[RECORDS FOR PROCESSING]:
────────────────
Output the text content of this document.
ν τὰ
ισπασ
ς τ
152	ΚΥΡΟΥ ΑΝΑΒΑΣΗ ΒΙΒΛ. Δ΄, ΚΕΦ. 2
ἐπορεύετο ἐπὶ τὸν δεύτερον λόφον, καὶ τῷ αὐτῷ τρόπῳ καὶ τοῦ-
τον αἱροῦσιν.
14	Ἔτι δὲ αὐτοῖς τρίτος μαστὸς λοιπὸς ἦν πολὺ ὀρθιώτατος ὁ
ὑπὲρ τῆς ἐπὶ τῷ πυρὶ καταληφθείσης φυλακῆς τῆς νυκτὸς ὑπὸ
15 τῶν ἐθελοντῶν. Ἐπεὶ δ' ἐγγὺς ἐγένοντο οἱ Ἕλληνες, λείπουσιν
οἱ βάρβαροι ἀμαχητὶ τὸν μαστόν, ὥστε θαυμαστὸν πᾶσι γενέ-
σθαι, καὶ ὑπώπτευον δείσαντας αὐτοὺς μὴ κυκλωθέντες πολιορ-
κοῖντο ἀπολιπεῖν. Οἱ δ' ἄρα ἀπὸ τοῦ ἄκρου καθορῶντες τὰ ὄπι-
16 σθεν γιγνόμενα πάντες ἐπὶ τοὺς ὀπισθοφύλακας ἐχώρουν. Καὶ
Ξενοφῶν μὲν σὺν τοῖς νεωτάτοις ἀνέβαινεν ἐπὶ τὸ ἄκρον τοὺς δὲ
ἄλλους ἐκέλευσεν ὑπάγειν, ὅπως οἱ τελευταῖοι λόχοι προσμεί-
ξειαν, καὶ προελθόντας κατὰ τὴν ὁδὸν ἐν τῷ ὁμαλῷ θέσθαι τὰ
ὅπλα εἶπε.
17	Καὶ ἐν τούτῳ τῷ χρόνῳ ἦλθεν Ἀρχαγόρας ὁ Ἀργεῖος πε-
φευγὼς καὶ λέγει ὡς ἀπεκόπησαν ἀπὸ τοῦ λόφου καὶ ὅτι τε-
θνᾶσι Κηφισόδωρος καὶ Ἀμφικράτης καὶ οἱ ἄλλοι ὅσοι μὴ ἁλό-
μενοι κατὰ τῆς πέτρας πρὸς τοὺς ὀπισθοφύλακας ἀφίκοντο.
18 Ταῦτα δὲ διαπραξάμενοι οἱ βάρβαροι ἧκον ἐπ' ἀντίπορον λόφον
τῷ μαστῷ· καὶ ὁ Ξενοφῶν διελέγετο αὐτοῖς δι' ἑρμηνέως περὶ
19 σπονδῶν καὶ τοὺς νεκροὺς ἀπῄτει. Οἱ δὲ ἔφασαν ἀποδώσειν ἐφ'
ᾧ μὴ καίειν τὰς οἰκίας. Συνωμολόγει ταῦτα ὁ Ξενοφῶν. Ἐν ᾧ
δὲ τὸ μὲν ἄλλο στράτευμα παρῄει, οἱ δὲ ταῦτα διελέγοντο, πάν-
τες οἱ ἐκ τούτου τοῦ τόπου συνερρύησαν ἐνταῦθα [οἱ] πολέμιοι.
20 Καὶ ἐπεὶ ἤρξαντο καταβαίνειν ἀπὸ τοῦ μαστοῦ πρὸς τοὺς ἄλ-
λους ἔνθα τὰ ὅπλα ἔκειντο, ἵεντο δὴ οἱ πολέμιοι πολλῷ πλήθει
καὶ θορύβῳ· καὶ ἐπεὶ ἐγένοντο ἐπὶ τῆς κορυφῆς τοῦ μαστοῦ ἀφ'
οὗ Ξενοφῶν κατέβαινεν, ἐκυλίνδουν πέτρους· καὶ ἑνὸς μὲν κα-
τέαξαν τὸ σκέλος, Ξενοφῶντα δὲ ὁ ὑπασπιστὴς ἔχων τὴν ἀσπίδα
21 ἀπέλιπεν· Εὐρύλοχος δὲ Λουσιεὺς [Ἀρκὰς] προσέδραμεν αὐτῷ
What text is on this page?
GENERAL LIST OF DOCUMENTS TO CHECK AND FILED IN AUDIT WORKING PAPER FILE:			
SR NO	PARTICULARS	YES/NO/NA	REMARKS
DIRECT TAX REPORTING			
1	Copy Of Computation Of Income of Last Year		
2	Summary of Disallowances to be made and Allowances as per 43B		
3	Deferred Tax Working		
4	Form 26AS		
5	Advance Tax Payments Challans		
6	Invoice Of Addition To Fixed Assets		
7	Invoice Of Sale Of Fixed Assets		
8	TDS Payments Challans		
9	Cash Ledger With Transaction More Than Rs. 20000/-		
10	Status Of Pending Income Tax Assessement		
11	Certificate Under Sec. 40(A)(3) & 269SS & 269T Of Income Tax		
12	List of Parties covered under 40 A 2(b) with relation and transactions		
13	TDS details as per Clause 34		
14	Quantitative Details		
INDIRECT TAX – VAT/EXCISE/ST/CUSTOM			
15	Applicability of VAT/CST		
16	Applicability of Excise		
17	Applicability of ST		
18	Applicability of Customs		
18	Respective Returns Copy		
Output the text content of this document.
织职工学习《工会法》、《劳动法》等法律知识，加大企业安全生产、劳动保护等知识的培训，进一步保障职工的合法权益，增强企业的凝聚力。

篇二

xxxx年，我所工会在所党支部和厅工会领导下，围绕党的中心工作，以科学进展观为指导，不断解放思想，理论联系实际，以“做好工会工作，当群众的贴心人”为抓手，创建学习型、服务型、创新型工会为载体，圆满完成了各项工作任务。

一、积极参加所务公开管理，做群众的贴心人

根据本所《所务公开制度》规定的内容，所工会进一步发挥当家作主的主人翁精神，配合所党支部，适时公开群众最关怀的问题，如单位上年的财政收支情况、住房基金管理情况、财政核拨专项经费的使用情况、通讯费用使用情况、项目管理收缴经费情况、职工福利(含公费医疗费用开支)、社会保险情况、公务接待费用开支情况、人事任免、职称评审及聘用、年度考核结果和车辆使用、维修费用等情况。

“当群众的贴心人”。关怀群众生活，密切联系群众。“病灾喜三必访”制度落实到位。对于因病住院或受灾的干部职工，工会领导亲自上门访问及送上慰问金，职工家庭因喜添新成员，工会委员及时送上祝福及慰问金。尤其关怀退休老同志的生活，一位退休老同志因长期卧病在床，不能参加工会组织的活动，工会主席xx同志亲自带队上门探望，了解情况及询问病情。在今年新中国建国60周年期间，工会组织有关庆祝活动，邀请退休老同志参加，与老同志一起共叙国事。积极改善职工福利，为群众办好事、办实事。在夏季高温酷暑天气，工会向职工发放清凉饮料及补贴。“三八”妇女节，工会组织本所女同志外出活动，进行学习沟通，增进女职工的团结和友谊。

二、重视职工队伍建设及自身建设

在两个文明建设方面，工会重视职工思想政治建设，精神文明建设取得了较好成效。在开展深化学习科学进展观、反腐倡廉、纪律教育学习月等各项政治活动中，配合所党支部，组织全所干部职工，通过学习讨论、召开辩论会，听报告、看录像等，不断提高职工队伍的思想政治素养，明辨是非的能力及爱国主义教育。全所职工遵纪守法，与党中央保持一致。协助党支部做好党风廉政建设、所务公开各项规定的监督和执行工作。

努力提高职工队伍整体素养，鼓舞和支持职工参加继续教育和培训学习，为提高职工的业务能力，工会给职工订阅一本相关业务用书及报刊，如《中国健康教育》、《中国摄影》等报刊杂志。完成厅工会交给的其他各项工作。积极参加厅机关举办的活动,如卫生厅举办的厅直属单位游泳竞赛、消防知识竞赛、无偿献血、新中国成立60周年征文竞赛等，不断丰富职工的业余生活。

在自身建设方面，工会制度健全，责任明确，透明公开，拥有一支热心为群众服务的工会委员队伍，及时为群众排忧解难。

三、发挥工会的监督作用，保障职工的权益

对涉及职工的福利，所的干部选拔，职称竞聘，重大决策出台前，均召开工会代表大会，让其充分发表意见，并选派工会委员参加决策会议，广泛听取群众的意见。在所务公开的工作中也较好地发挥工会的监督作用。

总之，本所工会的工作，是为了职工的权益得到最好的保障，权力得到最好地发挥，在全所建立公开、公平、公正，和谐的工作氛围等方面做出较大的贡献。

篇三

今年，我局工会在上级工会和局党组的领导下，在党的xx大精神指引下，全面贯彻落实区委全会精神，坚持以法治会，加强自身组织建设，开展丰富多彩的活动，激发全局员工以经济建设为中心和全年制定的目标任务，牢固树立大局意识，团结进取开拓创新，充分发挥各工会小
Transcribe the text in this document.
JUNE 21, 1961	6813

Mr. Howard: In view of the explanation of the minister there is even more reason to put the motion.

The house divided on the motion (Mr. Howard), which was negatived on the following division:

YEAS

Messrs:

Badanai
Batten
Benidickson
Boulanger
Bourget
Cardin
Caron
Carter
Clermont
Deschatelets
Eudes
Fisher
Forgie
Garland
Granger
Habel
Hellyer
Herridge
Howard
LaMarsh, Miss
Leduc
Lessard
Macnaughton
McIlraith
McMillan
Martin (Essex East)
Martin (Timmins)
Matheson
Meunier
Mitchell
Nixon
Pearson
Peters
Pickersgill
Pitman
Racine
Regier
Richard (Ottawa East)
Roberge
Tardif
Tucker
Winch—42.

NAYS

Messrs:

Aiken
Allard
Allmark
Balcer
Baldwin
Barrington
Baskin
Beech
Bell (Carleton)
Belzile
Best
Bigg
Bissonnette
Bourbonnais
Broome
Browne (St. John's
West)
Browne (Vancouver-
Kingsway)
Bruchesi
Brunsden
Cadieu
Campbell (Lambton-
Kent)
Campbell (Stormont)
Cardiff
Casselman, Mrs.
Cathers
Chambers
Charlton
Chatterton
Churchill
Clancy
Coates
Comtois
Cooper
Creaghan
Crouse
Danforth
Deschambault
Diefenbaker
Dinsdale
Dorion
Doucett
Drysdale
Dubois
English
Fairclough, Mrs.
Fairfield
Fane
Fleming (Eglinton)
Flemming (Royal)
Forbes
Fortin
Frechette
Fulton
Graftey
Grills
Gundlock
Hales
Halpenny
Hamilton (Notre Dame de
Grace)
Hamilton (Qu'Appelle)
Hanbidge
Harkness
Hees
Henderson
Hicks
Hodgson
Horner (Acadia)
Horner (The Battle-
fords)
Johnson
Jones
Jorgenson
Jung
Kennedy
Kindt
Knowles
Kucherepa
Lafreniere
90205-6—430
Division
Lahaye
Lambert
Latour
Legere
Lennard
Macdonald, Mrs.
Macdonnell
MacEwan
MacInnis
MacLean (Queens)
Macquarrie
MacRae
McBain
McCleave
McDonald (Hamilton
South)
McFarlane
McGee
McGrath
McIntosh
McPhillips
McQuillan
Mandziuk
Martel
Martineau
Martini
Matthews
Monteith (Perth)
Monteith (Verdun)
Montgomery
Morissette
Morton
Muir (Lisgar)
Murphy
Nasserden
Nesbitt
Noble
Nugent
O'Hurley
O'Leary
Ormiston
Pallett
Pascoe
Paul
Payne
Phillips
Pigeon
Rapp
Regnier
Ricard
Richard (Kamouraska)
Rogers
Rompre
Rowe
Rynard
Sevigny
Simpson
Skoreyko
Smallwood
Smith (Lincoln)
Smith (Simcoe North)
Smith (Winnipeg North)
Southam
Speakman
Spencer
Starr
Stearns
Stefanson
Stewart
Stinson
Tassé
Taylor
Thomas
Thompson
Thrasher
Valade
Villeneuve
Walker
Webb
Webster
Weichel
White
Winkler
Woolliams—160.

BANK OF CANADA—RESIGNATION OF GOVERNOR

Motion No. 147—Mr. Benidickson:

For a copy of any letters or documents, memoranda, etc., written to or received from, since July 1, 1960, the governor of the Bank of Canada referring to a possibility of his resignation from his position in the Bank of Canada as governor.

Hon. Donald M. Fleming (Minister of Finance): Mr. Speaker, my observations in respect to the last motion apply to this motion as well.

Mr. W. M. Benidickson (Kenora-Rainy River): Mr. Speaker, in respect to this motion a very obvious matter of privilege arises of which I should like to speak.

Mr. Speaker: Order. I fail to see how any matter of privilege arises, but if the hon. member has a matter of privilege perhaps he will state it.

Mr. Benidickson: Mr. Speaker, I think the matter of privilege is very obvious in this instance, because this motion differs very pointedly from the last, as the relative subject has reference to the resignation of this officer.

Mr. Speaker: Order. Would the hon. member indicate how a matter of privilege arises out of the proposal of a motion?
────────────────
Of the lines in the material, how many hold the word "from"? Reply with the number only.

[WRITTEN ANSWER]: 2